> INPUT DATA
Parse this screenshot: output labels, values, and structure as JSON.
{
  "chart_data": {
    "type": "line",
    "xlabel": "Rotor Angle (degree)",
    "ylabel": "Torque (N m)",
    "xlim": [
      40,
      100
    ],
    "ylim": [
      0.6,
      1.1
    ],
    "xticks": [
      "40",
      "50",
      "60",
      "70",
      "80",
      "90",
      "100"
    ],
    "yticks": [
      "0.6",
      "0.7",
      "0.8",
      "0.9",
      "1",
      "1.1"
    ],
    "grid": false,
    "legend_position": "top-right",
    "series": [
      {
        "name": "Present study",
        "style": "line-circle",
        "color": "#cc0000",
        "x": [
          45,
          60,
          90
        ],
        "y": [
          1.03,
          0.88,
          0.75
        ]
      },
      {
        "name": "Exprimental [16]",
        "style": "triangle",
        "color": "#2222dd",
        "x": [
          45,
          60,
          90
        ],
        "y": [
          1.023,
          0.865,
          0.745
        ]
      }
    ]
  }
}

> TASK DIRECTIONS
Search the listing above for the string "name". Copy every line that contains it.

> WRITTEN ANSWER
        "name": "Present study",
        "name": "Exprimental [16]",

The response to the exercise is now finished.